#### WHAT IS EXPECTED:
Copy out all of the material exactly.

#### INPUT:
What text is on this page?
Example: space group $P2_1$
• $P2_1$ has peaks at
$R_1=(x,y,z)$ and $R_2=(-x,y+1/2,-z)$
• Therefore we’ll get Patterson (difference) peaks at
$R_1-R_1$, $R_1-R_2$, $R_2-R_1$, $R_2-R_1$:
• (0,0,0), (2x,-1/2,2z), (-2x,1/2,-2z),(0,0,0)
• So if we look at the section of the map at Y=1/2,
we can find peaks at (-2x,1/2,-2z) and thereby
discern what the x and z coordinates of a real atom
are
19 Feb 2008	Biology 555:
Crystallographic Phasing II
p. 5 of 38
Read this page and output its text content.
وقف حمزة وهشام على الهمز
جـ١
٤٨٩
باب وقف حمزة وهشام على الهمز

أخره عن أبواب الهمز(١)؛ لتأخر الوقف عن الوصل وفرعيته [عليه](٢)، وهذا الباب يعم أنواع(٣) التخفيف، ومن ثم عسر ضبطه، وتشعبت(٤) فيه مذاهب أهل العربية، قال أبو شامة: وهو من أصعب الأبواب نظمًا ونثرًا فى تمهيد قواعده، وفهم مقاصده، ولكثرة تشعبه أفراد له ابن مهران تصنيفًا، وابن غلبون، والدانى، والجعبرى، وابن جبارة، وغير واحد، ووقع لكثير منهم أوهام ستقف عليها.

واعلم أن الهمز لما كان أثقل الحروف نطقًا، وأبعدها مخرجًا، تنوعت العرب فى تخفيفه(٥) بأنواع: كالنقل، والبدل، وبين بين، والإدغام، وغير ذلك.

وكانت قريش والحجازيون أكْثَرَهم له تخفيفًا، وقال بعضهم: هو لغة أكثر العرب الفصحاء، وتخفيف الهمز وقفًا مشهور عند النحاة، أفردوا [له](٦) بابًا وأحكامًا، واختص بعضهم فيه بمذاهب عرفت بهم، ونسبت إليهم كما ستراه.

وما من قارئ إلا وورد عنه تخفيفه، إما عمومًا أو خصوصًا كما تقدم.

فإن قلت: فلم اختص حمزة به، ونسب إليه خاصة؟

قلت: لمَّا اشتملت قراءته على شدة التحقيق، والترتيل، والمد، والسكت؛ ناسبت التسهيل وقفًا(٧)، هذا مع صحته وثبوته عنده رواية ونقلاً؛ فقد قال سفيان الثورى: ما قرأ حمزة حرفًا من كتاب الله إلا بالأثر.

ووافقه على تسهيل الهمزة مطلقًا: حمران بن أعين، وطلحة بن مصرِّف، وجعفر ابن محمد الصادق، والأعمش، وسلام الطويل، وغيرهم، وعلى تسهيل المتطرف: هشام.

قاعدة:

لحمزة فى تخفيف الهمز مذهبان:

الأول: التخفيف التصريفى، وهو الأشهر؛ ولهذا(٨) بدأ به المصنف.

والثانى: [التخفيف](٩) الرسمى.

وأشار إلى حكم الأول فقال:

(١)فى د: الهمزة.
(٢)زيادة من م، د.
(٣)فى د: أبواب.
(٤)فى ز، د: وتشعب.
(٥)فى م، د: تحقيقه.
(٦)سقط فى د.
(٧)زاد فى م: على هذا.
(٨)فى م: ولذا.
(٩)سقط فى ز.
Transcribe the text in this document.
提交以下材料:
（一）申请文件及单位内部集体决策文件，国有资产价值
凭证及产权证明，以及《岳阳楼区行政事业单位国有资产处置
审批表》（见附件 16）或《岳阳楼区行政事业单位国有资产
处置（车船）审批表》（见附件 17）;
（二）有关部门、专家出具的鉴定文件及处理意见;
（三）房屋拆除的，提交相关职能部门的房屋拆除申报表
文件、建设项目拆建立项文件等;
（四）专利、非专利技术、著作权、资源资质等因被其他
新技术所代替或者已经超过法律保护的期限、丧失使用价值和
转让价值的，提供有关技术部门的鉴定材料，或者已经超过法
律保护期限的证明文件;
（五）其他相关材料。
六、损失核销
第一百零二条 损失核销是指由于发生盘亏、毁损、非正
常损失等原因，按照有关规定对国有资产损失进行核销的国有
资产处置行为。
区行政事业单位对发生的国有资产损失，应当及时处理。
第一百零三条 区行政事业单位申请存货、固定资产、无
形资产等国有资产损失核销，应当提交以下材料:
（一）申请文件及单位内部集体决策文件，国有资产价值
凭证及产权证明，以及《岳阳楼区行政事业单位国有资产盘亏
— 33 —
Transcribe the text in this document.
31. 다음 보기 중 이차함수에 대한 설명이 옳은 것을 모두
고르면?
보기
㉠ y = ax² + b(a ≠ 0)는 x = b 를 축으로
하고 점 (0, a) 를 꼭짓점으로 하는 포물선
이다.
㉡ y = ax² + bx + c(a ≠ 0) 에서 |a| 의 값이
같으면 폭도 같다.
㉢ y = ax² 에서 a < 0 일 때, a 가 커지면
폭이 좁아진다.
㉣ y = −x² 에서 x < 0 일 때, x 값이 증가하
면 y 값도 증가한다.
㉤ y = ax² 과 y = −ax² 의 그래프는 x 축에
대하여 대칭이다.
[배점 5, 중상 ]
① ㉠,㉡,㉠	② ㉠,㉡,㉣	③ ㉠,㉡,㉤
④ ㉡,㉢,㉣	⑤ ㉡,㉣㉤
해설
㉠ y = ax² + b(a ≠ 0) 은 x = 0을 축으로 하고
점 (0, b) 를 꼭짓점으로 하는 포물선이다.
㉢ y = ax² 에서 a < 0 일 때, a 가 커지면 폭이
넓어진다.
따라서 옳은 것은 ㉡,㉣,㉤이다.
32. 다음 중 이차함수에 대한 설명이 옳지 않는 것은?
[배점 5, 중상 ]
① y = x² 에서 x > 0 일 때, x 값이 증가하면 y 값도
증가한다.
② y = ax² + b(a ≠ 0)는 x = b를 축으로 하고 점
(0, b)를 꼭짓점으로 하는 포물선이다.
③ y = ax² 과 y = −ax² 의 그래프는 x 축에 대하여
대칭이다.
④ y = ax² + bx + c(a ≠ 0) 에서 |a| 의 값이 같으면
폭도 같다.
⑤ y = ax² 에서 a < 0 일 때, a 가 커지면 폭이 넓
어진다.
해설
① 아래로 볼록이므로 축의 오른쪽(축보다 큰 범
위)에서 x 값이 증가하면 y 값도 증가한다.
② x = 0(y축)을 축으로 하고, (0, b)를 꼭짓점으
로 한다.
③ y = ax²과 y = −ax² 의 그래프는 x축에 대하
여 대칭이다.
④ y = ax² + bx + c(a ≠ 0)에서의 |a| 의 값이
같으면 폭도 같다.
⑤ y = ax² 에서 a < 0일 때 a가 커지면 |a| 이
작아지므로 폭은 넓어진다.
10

#### TASK SOLUTION:
What text is on this page?
Example: space group $P2_1$
• $P2_1$ has peaks at
$R_1=(x,y,z)$ and $R_2=(-x,y+1/2,-z)$
• Therefore we’ll get Patterson (difference) peaks at
$R_1-R_1$, $R_1-R_2$, $R_2-R_1$, $R_2-R_1$:
• (0,0,0), (2x,-1/2,2z), (-2x,1/2,-2z),(0,0,0)
• So if we look at the section of the map at Y=1/2,
we can find peaks at (-2x,1/2,-2z) and thereby
discern what the x and z coordinates of a real atom
are
19 Feb 2008	Biology 555:
Crystallographic Phasing II
p. 5 of 38
Read this page and output its text content.
وقف حمزة وهشام على الهمز
جـ١
٤٨٩
باب وقف حمزة وهشام على الهمز

أخره عن أبواب الهمز(١)؛ لتأخر الوقف عن الوصل وفرعيته [عليه](٢)، وهذا الباب يعم أنواع(٣) التخفيف، ومن ثم عسر ضبطه، وتشعبت(٤) فيه مذاهب أهل العربية، قال أبو شامة: وهو من أصعب الأبواب نظمًا ونثرًا فى تمهيد قواعده، وفهم مقاصده، ولكثرة تشعبه أفراد له ابن مهران تصنيفًا، وابن غلبون، والدانى، والجعبرى، وابن جبارة، وغير واحد، ووقع لكثير منهم أوهام ستقف عليها.

واعلم أن الهمز لما كان أثقل الحروف نطقًا، وأبعدها مخرجًا، تنوعت العرب فى تخفيفه(٥) بأنواع: كالنقل، والبدل، وبين بين، والإدغام، وغير ذلك.

وكانت قريش والحجازيون أكْثَرَهم له تخفيفًا، وقال بعضهم: هو لغة أكثر العرب الفصحاء، وتخفيف الهمز وقفًا مشهور عند النحاة، أفردوا [له](٦) بابًا وأحكامًا، واختص بعضهم فيه بمذاهب عرفت بهم، ونسبت إليهم كما ستراه.

وما من قارئ إلا وورد عنه تخفيفه، إما عمومًا أو خصوصًا كما تقدم.

فإن قلت: فلم اختص حمزة به، ونسب إليه خاصة؟

قلت: لمَّا اشتملت قراءته على شدة التحقيق، والترتيل، والمد، والسكت؛ ناسبت التسهيل وقفًا(٧)، هذا مع صحته وثبوته عنده رواية ونقلاً؛ فقد قال سفيان الثورى: ما قرأ حمزة حرفًا من كتاب الله إلا بالأثر.

ووافقه على تسهيل الهمزة مطلقًا: حمران بن أعين، وطلحة بن مصرِّف، وجعفر ابن محمد الصادق، والأعمش، وسلام الطويل، وغيرهم، وعلى تسهيل المتطرف: هشام.

قاعدة:

لحمزة فى تخفيف الهمز مذهبان:

الأول: التخفيف التصريفى، وهو الأشهر؛ ولهذا(٨) بدأ به المصنف.

والثانى: [التخفيف](٩) الرسمى.

وأشار إلى حكم الأول فقال:

(١)فى د: الهمزة.
(٢)زيادة من م، د.
(٣)فى د: أبواب.
(٤)فى ز، د: وتشعب.
(٥)فى م، د: تحقيقه.
(٦)سقط فى د.
(٧)زاد فى م: على هذا.
(٨)فى م: ولذا.
(٩)سقط فى ز.
Transcribe the text in this document.
提交以下材料:
（一）申请文件及单位内部集体决策文件，国有资产价值
凭证及产权证明，以及《岳阳楼区行政事业单位国有资产处置
审批表》（见附件 16）或《岳阳楼区行政事业单位国有资产
处置（车船）审批表》（见附件 17）;
（二）有关部门、专家出具的鉴定文件及处理意见;
（三）房屋拆除的，提交相关职能部门的房屋拆除申报表
文件、建设项目拆建立项文件等;
（四）专利、非专利技术、著作权、资源资质等因被其他
新技术所代替或者已经超过法律保护的期限、丧失使用价值和
转让价值的，提供有关技术部门的鉴定材料，或者已经超过法
律保护期限的证明文件;
（五）其他相关材料。
六、损失核销
第一百零二条 损失核销是指由于发生盘亏、毁损、非正
常损失等原因，按照有关规定对国有资产损失进行核销的国有
资产处置行为。
区行政事业单位对发生的国有资产损失，应当及时处理。
第一百零三条 区行政事业单位申请存货、固定资产、无
形资产等国有资产损失核销，应当提交以下材料:
（一）申请文件及单位内部集体决策文件，国有资产价值
凭证及产权证明，以及《岳阳楼区行政事业单位国有资产盘亏
— 33 —
Transcribe the text in this document.
31. 다음 보기 중 이차함수에 대한 설명이 옳은 것을 모두
고르면?
보기
㉠ y = ax² + b(a ≠ 0)는 x = b 를 축으로
하고 점 (0, a) 를 꼭짓점으로 하는 포물선
이다.
㉡ y = ax² + bx + c(a ≠ 0) 에서 |a| 의 값이
같으면 폭도 같다.
㉢ y = ax² 에서 a < 0 일 때, a 가 커지면
폭이 좁아진다.
㉣ y = −x² 에서 x < 0 일 때, x 값이 증가하
면 y 값도 증가한다.
㉤ y = ax² 과 y = −ax² 의 그래프는 x 축에
대하여 대칭이다.
[배점 5, 중상 ]
① ㉠,㉡,㉠	② ㉠,㉡,㉣	③ ㉠,㉡,㉤
④ ㉡,㉢,㉣	⑤ ㉡,㉣㉤
해설
㉠ y = ax² + b(a ≠ 0) 은 x = 0을 축으로 하고
점 (0, b) 를 꼭짓점으로 하는 포물선이다.
㉢ y = ax² 에서 a < 0 일 때, a 가 커지면 폭이
넓어진다.
따라서 옳은 것은 ㉡,㉣,㉤이다.
32. 다음 중 이차함수에 대한 설명이 옳지 않는 것은?
[배점 5, 중상 ]
① y = x² 에서 x > 0 일 때, x 값이 증가하면 y 값도
증가한다.
② y = ax² + b(a ≠ 0)는 x = b를 축으로 하고 점
(0, b)를 꼭짓점으로 하는 포물선이다.
③ y = ax² 과 y = −ax² 의 그래프는 x 축에 대하여
대칭이다.
④ y = ax² + bx + c(a ≠ 0) 에서 |a| 의 값이 같으면
폭도 같다.
⑤ y = ax² 에서 a < 0 일 때, a 가 커지면 폭이 넓
어진다.
해설
① 아래로 볼록이므로 축의 오른쪽(축보다 큰 범
위)에서 x 값이 증가하면 y 값도 증가한다.
② x = 0(y축)을 축으로 하고, (0, b)를 꼭짓점으
로 한다.
③ y = ax²과 y = −ax² 의 그래프는 x축에 대하
여 대칭이다.
④ y = ax² + bx + c(a ≠ 0)에서의 |a| 의 값이
같으면 폭도 같다.
⑤ y = ax² 에서 a < 0일 때 a가 커지면 |a| 이
작아지므로 폭은 넓어진다.
10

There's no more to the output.